Every record must appear in your copy exactly as written, with no pictures.

● **Dataset records**:
* START *

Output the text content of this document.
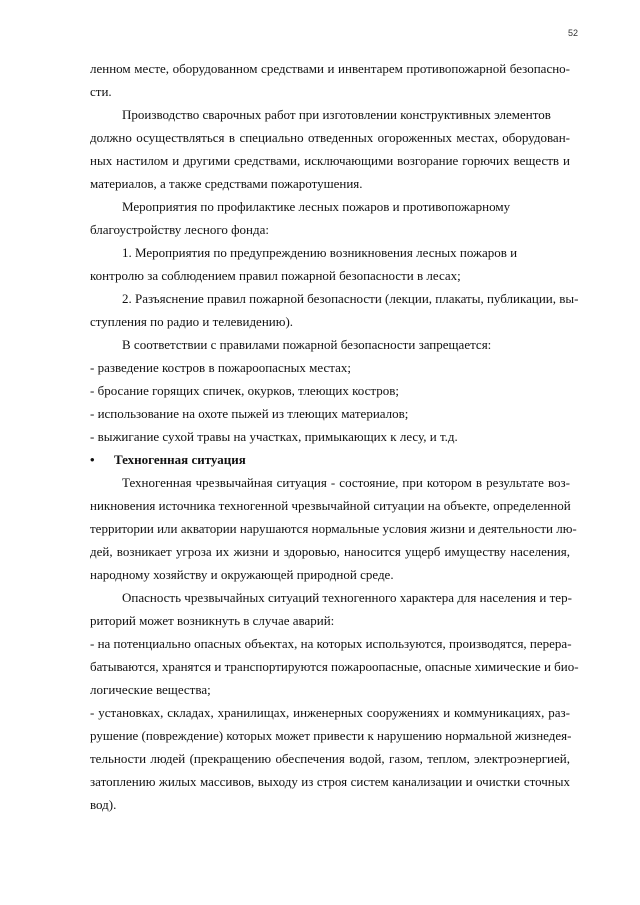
52

ленном месте, оборудованном средствами и инвентарем противопожарной безопасно-

сти.

Производство сварочных работ при изготовлении конструктивных элементов

должно осуществляться в специально отведенных огороженных местах, оборудован-

ных настилом и другими средствами, исключающими возгорание горючих веществ и

материалов, а также средствами пожаротушения.

Мероприятия по профилактике лесных пожаров и противопожарному

благоустройству лесного фонда:

1. Мероприятия по предупреждению возникновения лесных пожаров и

контролю за соблюдением правил пожарной безопасности в лесах;

2. Разъяснение правил пожарной безопасности (лекции, плакаты, публикации, вы-

ступления по радио и телевидению).

В соответствии с правилами пожарной безопасности запрещается:

- разведение костров в пожароопасных местах;

- бросание горящих спичек, окурков, тлеющих костров;

- использование на охоте пыжей из тлеющих материалов;

- выжигание сухой травы на участках, примыкающих к лесу, и т.д.

• Техногенная ситуация

Техногенная чрезвычайная ситуация - состояние, при котором в результате воз-

никновения источника техногенной чрезвычайной ситуации на объекте, определенной

территории или акватории нарушаются нормальные условия жизни и деятельности лю-

дей, возникает угроза их жизни и здоровью, наносится ущерб имуществу населения,

народному хозяйству и окружающей природной среде.

Опасность чрезвычайных ситуаций техногенного характера для населения и тер-

риторий может возникнуть в случае аварий:

- на потенциально опасных объектах, на которых используются, производятся, перера-

батываются, хранятся и транспортируются пожароопасные, опасные химические и био-

логические вещества;

- установках, складах, хранилищах, инженерных сооружениях и коммуникациях, раз-

рушение (повреждение) которых может привести к нарушению нормальной жизнедея-

тельности людей (прекращению обеспечения водой, газом, теплом, электроэнергией,

затоплению жилых массивов, выходу из строя систем канализации и очистки сточных

вод).
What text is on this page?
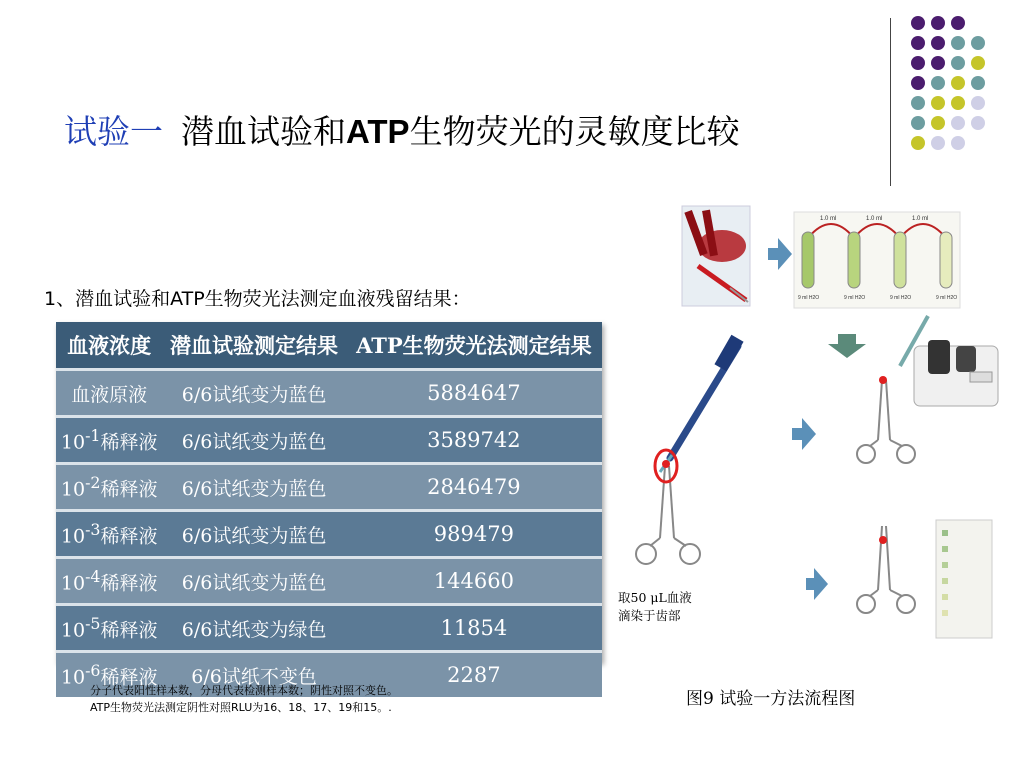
试验一 潜血试验和ATP生物荧光的灵敏度比较
1、潜血试验和ATP生物荧光法测定血液残留结果：
血液浓度	潜血试验测定结果	ATP生物荧光法测定结果
血液原液	6/6试纸变为蓝色	5884647
$10^{-1}$稀释液	6/6试纸变为蓝色	3589742
$10^{-2}$稀释液	6/6试纸变为蓝色	2846479
$10^{-3}$稀释液	6/6试纸变为蓝色	989479
$10^{-4}$稀释液	6/6试纸变为蓝色	144660
$10^{-5}$稀释液	6/6试纸变为绿色	11854
$10^{-6}$稀释液	6/6试纸不变色	2287
分子代表阳性样本数，分母代表检测样本数；阴性对照不变色。
ATP生物荧光法测定阴性对照RLU为16、18、17、19和15。.
1.0 ml	1.0 ml	1.0 ml
9 ml H2O	9 ml H2O	9 ml H2O	9 ml H2O
取50 μL血液
滴染于齿部
图9 试验一方法流程图
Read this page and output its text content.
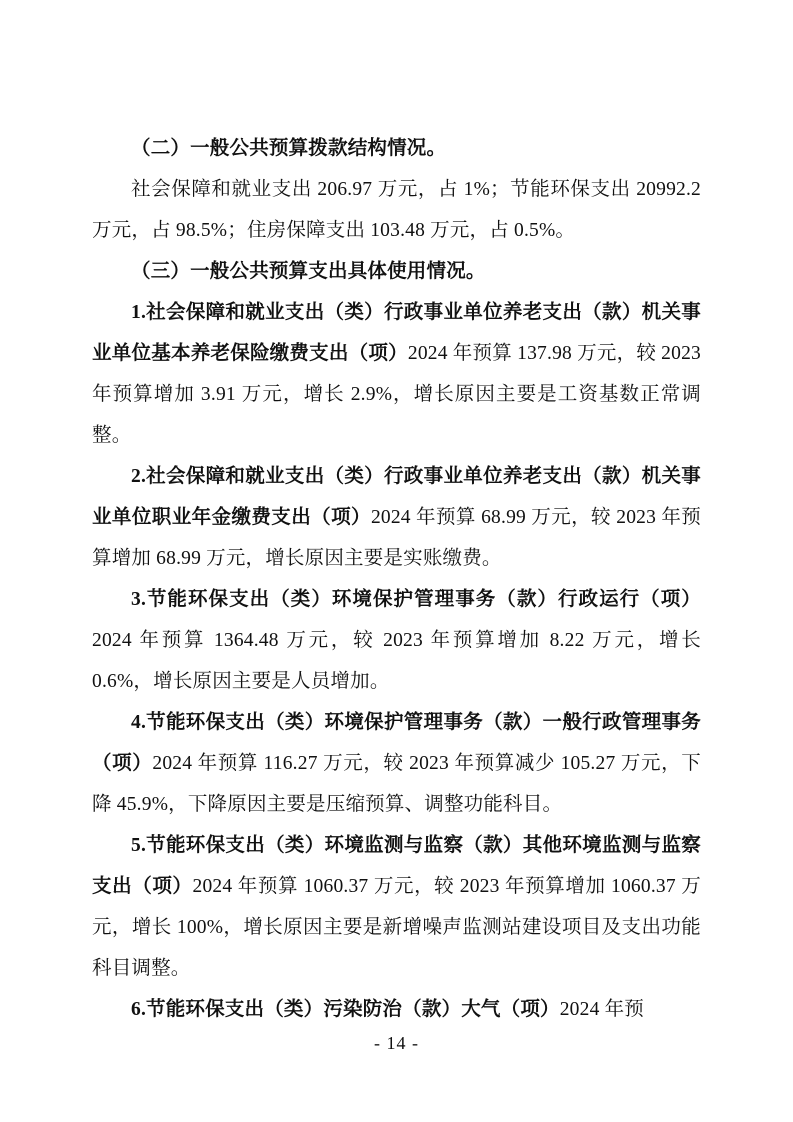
（二）一般公共预算拨款结构情况。

社会保障和就业支出 206.97 万元，占 1%；节能环保支出 20992.2 万元，占 98.5%；住房保障支出 103.48 万元，占 0.5%。

（三）一般公共预算支出具体使用情况。

1.社会保障和就业支出（类）行政事业单位养老支出（款）机关事业单位基本养老保险缴费支出（项）2024 年预算 137.98 万元，较 2023 年预算增加 3.91 万元，增长 2.9%，增长原因主要是工资基数正常调整。

2.社会保障和就业支出（类）行政事业单位养老支出（款）机关事业单位职业年金缴费支出（项）2024 年预算 68.99 万元，较 2023 年预算增加 68.99 万元，增长原因主要是实账缴费。

3.节能环保支出（类）环境保护管理事务（款）行政运行（项）2024 年预算 1364.48 万元，较 2023 年预算增加 8.22 万元，增长 0.6%，增长原因主要是人员增加。

4.节能环保支出（类）环境保护管理事务（款）一般行政管理事务（项）2024 年预算 116.27 万元，较 2023 年预算减少 105.27 万元，下降 45.9%，下降原因主要是压缩预算、调整功能科目。

5.节能环保支出（类）环境监测与监察（款）其他环境监测与监察支出（项）2024 年预算 1060.37 万元，较 2023 年预算增加 1060.37 万元，增长 100%，增长原因主要是新增噪声监测站建设项目及支出功能科目调整。

6.节能环保支出（类）污染防治（款）大气（项）2024 年预

- 14 -
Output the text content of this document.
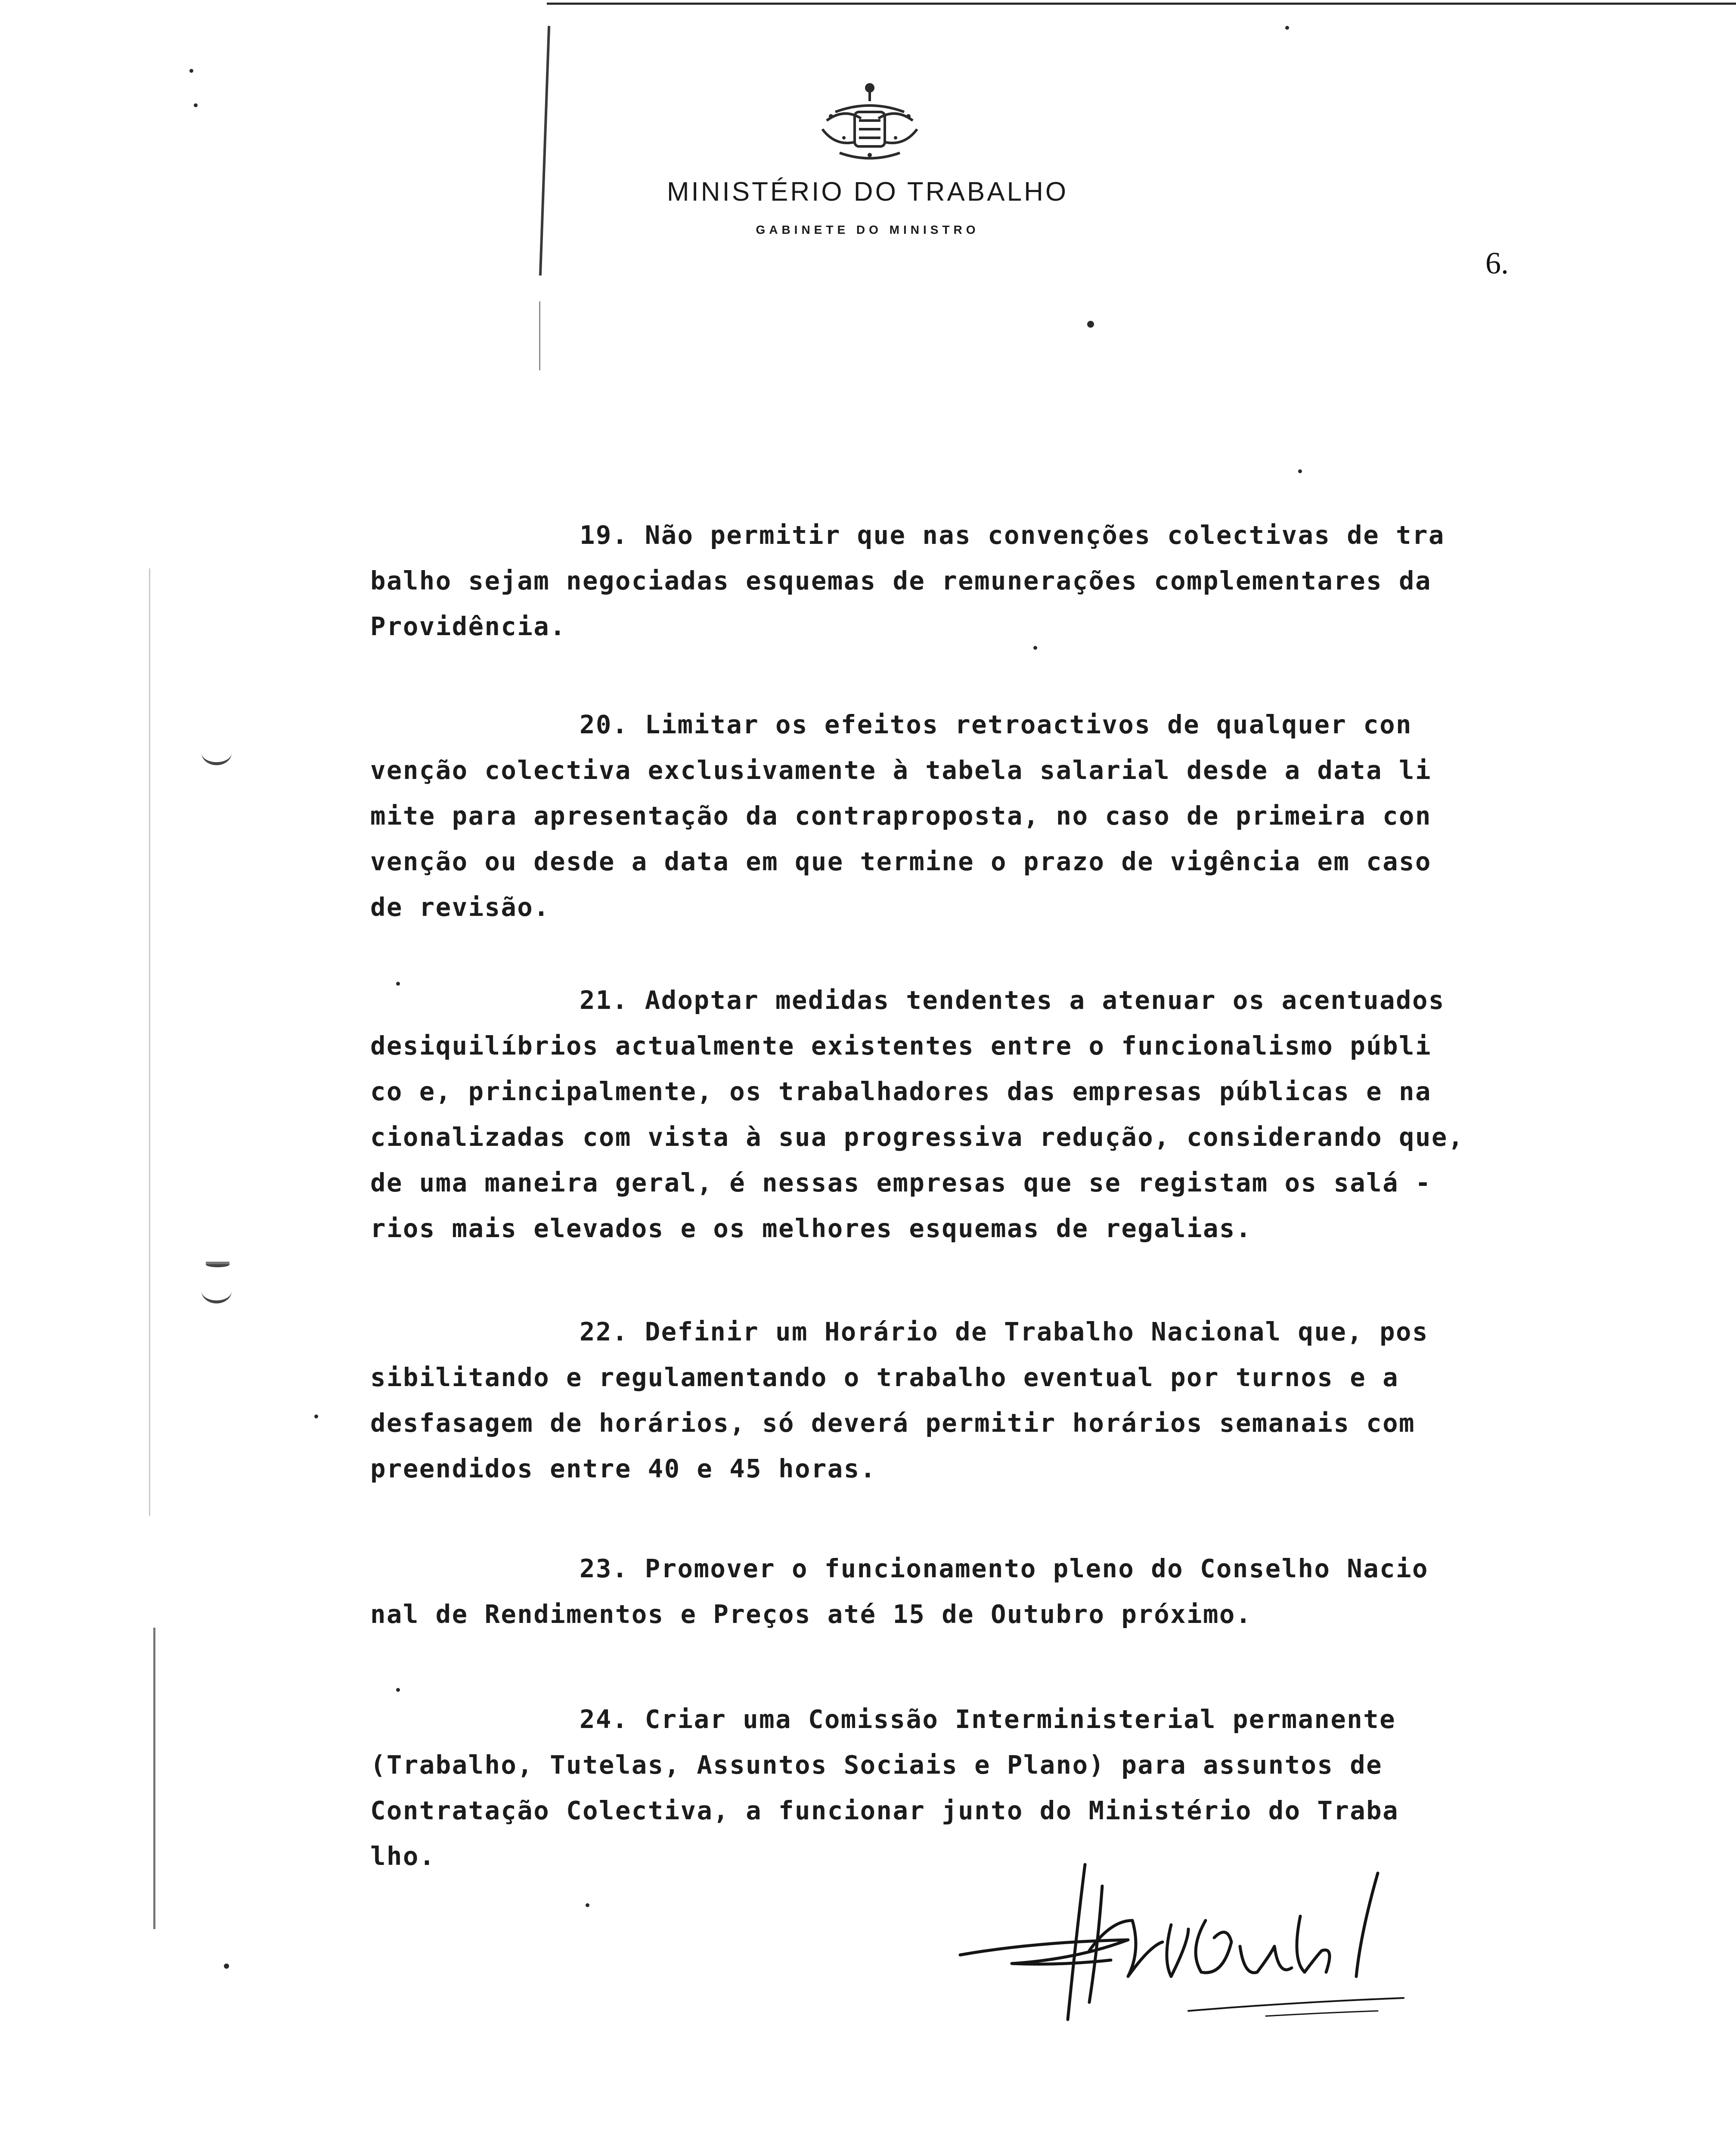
MINISTÉRIO DO TRABALHO
GABINETE DO MINISTRO
6.
19. Não permitir que nas convenções colectivas de tra
balho sejam negociadas esquemas de remunerações complementares da
Providência.
20. Limitar os efeitos retroactivos de qualquer con
venção colectiva exclusivamente à tabela salarial desde a data li
mite para apresentação da contraproposta, no caso de primeira con
venção ou desde a data em que termine o prazo de vigência em caso
de revisão.
21. Adoptar medidas tendentes a atenuar os acentuados
desiquilíbrios actualmente existentes entre o funcionalismo públi
co e, principalmente, os trabalhadores das empresas públicas e na
cionalizadas com vista à sua progressiva redução, considerando que,
de uma maneira geral, é nessas empresas que se registam os salá -
rios mais elevados e os melhores esquemas de regalias.
22. Definir um Horário de Trabalho Nacional que, pos
sibilitando e regulamentando o trabalho eventual por turnos e a
desfasagem de horários, só deverá permitir horários semanais com
preendidos entre 40 e 45 horas.
23. Promover o funcionamento pleno do Conselho Nacio
nal de Rendimentos e Preços até 15 de Outubro próximo.
24. Criar uma Comissão Interministerial permanente
(Trabalho, Tutelas, Assuntos Sociais e Plano) para assuntos de
Contratação Colectiva, a funcionar junto do Ministério do Traba
lho.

* END *

● **Solution**:
Output the text content of this document.
52

ленном месте, оборудованном средствами и инвентарем противопожарной безопасно-

сти.

Производство сварочных работ при изготовлении конструктивных элементов

должно осуществляться в специально отведенных огороженных местах, оборудован-

ных настилом и другими средствами, исключающими возгорание горючих веществ и

материалов, а также средствами пожаротушения.

Мероприятия по профилактике лесных пожаров и противопожарному

благоустройству лесного фонда:

1. Мероприятия по предупреждению возникновения лесных пожаров и

контролю за соблюдением правил пожарной безопасности в лесах;

2. Разъяснение правил пожарной безопасности (лекции, плакаты, публикации, вы-

ступления по радио и телевидению).

В соответствии с правилами пожарной безопасности запрещается:

- разведение костров в пожароопасных местах;

- бросание горящих спичек, окурков, тлеющих костров;

- использование на охоте пыжей из тлеющих материалов;

- выжигание сухой травы на участках, примыкающих к лесу, и т.д.

• Техногенная ситуация

Техногенная чрезвычайная ситуация - состояние, при котором в результате воз-

никновения источника техногенной чрезвычайной ситуации на объекте, определенной

территории или акватории нарушаются нормальные условия жизни и деятельности лю-

дей, возникает угроза их жизни и здоровью, наносится ущерб имуществу населения,

народному хозяйству и окружающей природной среде.

Опасность чрезвычайных ситуаций техногенного характера для населения и тер-

риторий может возникнуть в случае аварий:

- на потенциально опасных объектах, на которых используются, производятся, перера-

батываются, хранятся и транспортируются пожароопасные, опасные химические и био-

логические вещества;

- установках, складах, хранилищах, инженерных сооружениях и коммуникациях, раз-

рушение (повреждение) которых может привести к нарушению нормальной жизнедея-

тельности людей (прекращению обеспечения водой, газом, теплом, электроэнергией,

затоплению жилых массивов, выходу из строя систем канализации и очистки сточных

вод).
What text is on this page?
试验一 潜血试验和ATP生物荧光的灵敏度比较
1、潜血试验和ATP生物荧光法测定血液残留结果：
血液浓度	潜血试验测定结果	ATP生物荧光法测定结果
血液原液	6/6试纸变为蓝色	5884647
$10^{-1}$稀释液	6/6试纸变为蓝色	3589742
$10^{-2}$稀释液	6/6试纸变为蓝色	2846479
$10^{-3}$稀释液	6/6试纸变为蓝色	989479
$10^{-4}$稀释液	6/6试纸变为蓝色	144660
$10^{-5}$稀释液	6/6试纸变为绿色	11854
$10^{-6}$稀释液	6/6试纸不变色	2287
分子代表阳性样本数，分母代表检测样本数；阴性对照不变色。
ATP生物荧光法测定阴性对照RLU为16、18、17、19和15。.
1.0 ml	1.0 ml	1.0 ml
9 ml H2O	9 ml H2O	9 ml H2O	9 ml H2O
取50 μL血液
滴染于齿部
图9 试验一方法流程图
Read this page and output its text content.
（二）一般公共预算拨款结构情况。

社会保障和就业支出 206.97 万元，占 1%；节能环保支出 20992.2 万元，占 98.5%；住房保障支出 103.48 万元，占 0.5%。

（三）一般公共预算支出具体使用情况。

1.社会保障和就业支出（类）行政事业单位养老支出（款）机关事业单位基本养老保险缴费支出（项）2024 年预算 137.98 万元，较 2023 年预算增加 3.91 万元，增长 2.9%，增长原因主要是工资基数正常调整。

2.社会保障和就业支出（类）行政事业单位养老支出（款）机关事业单位职业年金缴费支出（项）2024 年预算 68.99 万元，较 2023 年预算增加 68.99 万元，增长原因主要是实账缴费。

3.节能环保支出（类）环境保护管理事务（款）行政运行（项）2024 年预算 1364.48 万元，较 2023 年预算增加 8.22 万元，增长 0.6%，增长原因主要是人员增加。

4.节能环保支出（类）环境保护管理事务（款）一般行政管理事务（项）2024 年预算 116.27 万元，较 2023 年预算减少 105.27 万元，下降 45.9%，下降原因主要是压缩预算、调整功能科目。

5.节能环保支出（类）环境监测与监察（款）其他环境监测与监察支出（项）2024 年预算 1060.37 万元，较 2023 年预算增加 1060.37 万元，增长 100%，增长原因主要是新增噪声监测站建设项目及支出功能科目调整。

6.节能环保支出（类）污染防治（款）大气（项）2024 年预

- 14 -
Output the text content of this document.
MINISTÉRIO DO TRABALHO
GABINETE DO MINISTRO
6.
19. Não permitir que nas convenções colectivas de tra
balho sejam negociadas esquemas de remunerações complementares da
Providência.
20. Limitar os efeitos retroactivos de qualquer con
venção colectiva exclusivamente à tabela salarial desde a data li
mite para apresentação da contraproposta, no caso de primeira con
venção ou desde a data em que termine o prazo de vigência em caso
de revisão.
21. Adoptar medidas tendentes a atenuar os acentuados
desiquilíbrios actualmente existentes entre o funcionalismo públi
co e, principalmente, os trabalhadores das empresas públicas e na
cionalizadas com vista à sua progressiva redução, considerando que,
de uma maneira geral, é nessas empresas que se registam os salá -
rios mais elevados e os melhores esquemas de regalias.
22. Definir um Horário de Trabalho Nacional que, pos
sibilitando e regulamentando o trabalho eventual por turnos e a
desfasagem de horários, só deverá permitir horários semanais com
preendidos entre 40 e 45 horas.
23. Promover o funcionamento pleno do Conselho Nacio
nal de Rendimentos e Preços até 15 de Outubro próximo.
24. Criar uma Comissão Interministerial permanente
(Trabalho, Tutelas, Assuntos Sociais e Plano) para assuntos de
Contratação Colectiva, a funcionar junto do Ministério do Traba
lho.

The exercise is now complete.